== Data provided

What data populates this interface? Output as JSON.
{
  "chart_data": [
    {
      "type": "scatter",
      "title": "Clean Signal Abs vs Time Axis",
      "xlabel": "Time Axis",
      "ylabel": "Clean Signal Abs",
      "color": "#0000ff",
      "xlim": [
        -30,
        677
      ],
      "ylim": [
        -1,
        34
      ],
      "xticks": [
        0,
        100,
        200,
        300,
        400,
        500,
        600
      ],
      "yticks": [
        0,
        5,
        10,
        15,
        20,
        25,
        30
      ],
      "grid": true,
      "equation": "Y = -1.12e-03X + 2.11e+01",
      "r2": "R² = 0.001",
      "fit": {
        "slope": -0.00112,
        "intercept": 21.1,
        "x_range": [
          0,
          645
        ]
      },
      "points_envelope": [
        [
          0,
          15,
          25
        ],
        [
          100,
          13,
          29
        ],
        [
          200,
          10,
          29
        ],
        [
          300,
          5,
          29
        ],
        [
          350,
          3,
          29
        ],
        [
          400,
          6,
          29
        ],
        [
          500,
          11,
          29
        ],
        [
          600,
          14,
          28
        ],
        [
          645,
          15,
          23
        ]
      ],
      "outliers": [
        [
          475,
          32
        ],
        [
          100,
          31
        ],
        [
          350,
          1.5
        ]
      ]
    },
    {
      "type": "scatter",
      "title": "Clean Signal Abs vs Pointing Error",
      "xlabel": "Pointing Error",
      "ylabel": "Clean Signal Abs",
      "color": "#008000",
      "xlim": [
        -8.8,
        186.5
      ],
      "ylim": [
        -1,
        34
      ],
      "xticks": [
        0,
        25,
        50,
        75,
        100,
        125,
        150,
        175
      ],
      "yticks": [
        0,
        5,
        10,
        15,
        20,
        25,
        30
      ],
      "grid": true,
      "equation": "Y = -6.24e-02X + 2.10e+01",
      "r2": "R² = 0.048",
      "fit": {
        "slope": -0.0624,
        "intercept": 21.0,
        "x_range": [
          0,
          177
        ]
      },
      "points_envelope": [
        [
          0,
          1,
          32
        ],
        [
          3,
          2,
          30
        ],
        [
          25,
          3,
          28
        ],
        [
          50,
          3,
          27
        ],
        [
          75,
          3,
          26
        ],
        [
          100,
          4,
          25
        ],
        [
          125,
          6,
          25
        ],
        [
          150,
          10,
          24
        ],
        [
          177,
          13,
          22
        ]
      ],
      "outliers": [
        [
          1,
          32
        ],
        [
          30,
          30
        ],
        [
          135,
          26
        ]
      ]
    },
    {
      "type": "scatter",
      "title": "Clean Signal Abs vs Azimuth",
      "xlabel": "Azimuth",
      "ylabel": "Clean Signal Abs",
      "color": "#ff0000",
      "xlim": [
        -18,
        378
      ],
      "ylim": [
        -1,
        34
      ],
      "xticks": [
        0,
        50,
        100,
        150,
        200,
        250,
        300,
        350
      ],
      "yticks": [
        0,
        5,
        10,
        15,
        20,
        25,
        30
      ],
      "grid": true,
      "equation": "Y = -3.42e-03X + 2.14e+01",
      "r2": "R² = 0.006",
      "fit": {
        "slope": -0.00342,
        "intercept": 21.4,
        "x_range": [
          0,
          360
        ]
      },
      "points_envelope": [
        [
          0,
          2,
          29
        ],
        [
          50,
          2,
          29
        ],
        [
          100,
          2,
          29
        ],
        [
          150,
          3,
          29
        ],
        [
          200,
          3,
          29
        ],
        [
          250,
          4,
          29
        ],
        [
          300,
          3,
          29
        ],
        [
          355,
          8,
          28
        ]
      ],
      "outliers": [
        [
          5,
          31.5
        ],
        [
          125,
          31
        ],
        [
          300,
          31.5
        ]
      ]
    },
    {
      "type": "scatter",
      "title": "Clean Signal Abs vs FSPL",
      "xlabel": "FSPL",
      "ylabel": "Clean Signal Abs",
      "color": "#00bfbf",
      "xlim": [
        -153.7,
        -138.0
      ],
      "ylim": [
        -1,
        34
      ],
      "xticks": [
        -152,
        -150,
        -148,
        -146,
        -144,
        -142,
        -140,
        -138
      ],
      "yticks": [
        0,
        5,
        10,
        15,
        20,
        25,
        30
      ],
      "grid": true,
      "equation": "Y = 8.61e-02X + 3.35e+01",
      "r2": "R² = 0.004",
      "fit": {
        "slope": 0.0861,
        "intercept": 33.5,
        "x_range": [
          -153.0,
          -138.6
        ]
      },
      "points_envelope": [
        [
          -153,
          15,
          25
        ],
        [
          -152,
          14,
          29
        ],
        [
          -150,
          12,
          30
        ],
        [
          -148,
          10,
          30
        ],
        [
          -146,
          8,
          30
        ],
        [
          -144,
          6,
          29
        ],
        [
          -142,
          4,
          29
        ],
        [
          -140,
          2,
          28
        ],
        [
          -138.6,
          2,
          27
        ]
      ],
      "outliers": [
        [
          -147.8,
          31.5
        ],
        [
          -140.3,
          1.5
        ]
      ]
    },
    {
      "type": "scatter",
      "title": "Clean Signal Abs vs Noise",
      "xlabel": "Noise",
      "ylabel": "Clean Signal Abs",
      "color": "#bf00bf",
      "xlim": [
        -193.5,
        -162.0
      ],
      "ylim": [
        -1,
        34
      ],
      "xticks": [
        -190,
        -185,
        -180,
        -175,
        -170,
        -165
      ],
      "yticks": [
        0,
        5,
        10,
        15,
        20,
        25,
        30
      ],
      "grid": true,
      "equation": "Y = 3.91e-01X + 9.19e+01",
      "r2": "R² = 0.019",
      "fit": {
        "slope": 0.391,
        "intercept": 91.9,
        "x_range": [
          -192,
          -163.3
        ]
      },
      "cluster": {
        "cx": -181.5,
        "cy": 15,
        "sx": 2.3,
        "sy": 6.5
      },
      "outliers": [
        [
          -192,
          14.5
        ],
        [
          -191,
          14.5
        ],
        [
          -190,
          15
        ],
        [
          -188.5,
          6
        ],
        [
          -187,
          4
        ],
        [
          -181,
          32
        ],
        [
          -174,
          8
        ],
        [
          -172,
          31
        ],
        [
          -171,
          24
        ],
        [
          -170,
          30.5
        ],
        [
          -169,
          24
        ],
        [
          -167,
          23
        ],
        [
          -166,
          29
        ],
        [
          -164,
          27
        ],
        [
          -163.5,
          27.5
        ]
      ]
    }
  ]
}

====

**Stated task**:
Repeat every line of the material exactly as given.

**Exercise solution**:
What data populates this interface? Output as JSON.
{
  "chart_data": [
    {
      "type": "scatter",
      "title": "Clean Signal Abs vs Time Axis",
      "xlabel": "Time Axis",
      "ylabel": "Clean Signal Abs",
      "color": "#0000ff",
      "xlim": [
        -30,
        677
      ],
      "ylim": [
        -1,
        34
      ],
      "xticks": [
        0,
        100,
        200,
        300,
        400,
        500,
        600
      ],
      "yticks": [
        0,
        5,
        10,
        15,
        20,
        25,
        30
      ],
      "grid": true,
      "equation": "Y = -1.12e-03X + 2.11e+01",
      "r2": "R² = 0.001",
      "fit": {
        "slope": -0.00112,
        "intercept": 21.1,
        "x_range": [
          0,
          645
        ]
      },
      "points_envelope": [
        [
          0,
          15,
          25
        ],
        [
          100,
          13,
          29
        ],
        [
          200,
          10,
          29
        ],
        [
          300,
          5,
          29
        ],
        [
          350,
          3,
          29
        ],
        [
          400,
          6,
          29
        ],
        [
          500,
          11,
          29
        ],
        [
          600,
          14,
          28
        ],
        [
          645,
          15,
          23
        ]
      ],
      "outliers": [
        [
          475,
          32
        ],
        [
          100,
          31
        ],
        [
          350,
          1.5
        ]
      ]
    },
    {
      "type": "scatter",
      "title": "Clean Signal Abs vs Pointing Error",
      "xlabel": "Pointing Error",
      "ylabel": "Clean Signal Abs",
      "color": "#008000",
      "xlim": [
        -8.8,
        186.5
      ],
      "ylim": [
        -1,
        34
      ],
      "xticks": [
        0,
        25,
        50,
        75,
        100,
        125,
        150,
        175
      ],
      "yticks": [
        0,
        5,
        10,
        15,
        20,
        25,
        30
      ],
      "grid": true,
      "equation": "Y = -6.24e-02X + 2.10e+01",
      "r2": "R² = 0.048",
      "fit": {
        "slope": -0.0624,
        "intercept": 21.0,
        "x_range": [
          0,
          177
        ]
      },
      "points_envelope": [
        [
          0,
          1,
          32
        ],
        [
          3,
          2,
          30
        ],
        [
          25,
          3,
          28
        ],
        [
          50,
          3,
          27
        ],
        [
          75,
          3,
          26
        ],
        [
          100,
          4,
          25
        ],
        [
          125,
          6,
          25
        ],
        [
          150,
          10,
          24
        ],
        [
          177,
          13,
          22
        ]
      ],
      "outliers": [
        [
          1,
          32
        ],
        [
          30,
          30
        ],
        [
          135,
          26
        ]
      ]
    },
    {
      "type": "scatter",
      "title": "Clean Signal Abs vs Azimuth",
      "xlabel": "Azimuth",
      "ylabel": "Clean Signal Abs",
      "color": "#ff0000",
      "xlim": [
        -18,
        378
      ],
      "ylim": [
        -1,
        34
      ],
      "xticks": [
        0,
        50,
        100,
        150,
        200,
        250,
        300,
        350
      ],
      "yticks": [
        0,
        5,
        10,
        15,
        20,
        25,
        30
      ],
      "grid": true,
      "equation": "Y = -3.42e-03X + 2.14e+01",
      "r2": "R² = 0.006",
      "fit": {
        "slope": -0.00342,
        "intercept": 21.4,
        "x_range": [
          0,
          360
        ]
      },
      "points_envelope": [
        [
          0,
          2,
          29
        ],
        [
          50,
          2,
          29
        ],
        [
          100,
          2,
          29
        ],
        [
          150,
          3,
          29
        ],
        [
          200,
          3,
          29
        ],
        [
          250,
          4,
          29
        ],
        [
          300,
          3,
          29
        ],
        [
          355,
          8,
          28
        ]
      ],
      "outliers": [
        [
          5,
          31.5
        ],
        [
          125,
          31
        ],
        [
          300,
          31.5
        ]
      ]
    },
    {
      "type": "scatter",
      "title": "Clean Signal Abs vs FSPL",
      "xlabel": "FSPL",
      "ylabel": "Clean Signal Abs",
      "color": "#00bfbf",
      "xlim": [
        -153.7,
        -138.0
      ],
      "ylim": [
        -1,
        34
      ],
      "xticks": [
        -152,
        -150,
        -148,
        -146,
        -144,
        -142,
        -140,
        -138
      ],
      "yticks": [
        0,
        5,
        10,
        15,
        20,
        25,
        30
      ],
      "grid": true,
      "equation": "Y = 8.61e-02X + 3.35e+01",
      "r2": "R² = 0.004",
      "fit": {
        "slope": 0.0861,
        "intercept": 33.5,
        "x_range": [
          -153.0,
          -138.6
        ]
      },
      "points_envelope": [
        [
          -153,
          15,
          25
        ],
        [
          -152,
          14,
          29
        ],
        [
          -150,
          12,
          30
        ],
        [
          -148,
          10,
          30
        ],
        [
          -146,
          8,
          30
        ],
        [
          -144,
          6,
          29
        ],
        [
          -142,
          4,
          29
        ],
        [
          -140,
          2,
          28
        ],
        [
          -138.6,
          2,
          27
        ]
      ],
      "outliers": [
        [
          -147.8,
          31.5
        ],
        [
          -140.3,
          1.5
        ]
      ]
    },
    {
      "type": "scatter",
      "title": "Clean Signal Abs vs Noise",
      "xlabel": "Noise",
      "ylabel": "Clean Signal Abs",
      "color": "#bf00bf",
      "xlim": [
        -193.5,
        -162.0
      ],
      "ylim": [
        -1,
        34
      ],
      "xticks": [
        -190,
        -185,
        -180,
        -175,
        -170,
        -165
      ],
      "yticks": [
        0,
        5,
        10,
        15,
        20,
        25,
        30
      ],
      "grid": true,
      "equation": "Y = 3.91e-01X + 9.19e+01",
      "r2": "R² = 0.019",
      "fit": {
        "slope": 0.391,
        "intercept": 91.9,
        "x_range": [
          -192,
          -163.3
        ]
      },
      "cluster": {
        "cx": -181.5,
        "cy": 15,
        "sx": 2.3,
        "sy": 6.5
      },
      "outliers": [
        [
          -192,
          14.5
        ],
        [
          -191,
          14.5
        ],
        [
          -190,
          15
        ],
        [
          -188.5,
          6
        ],
        [
          -187,
          4
        ],
        [
          -181,
          32
        ],
        [
          -174,
          8
        ],
        [
          -172,
          31
        ],
        [
          -171,
          24
        ],
        [
          -170,
          30.5
        ],
        [
          -169,
          24
        ],
        [
          -167,
          23
        ],
        [
          -166,
          29
        ],
        [
          -164,
          27
        ],
        [
          -163.5,
          27.5
        ]
      ]
    }
  ]
}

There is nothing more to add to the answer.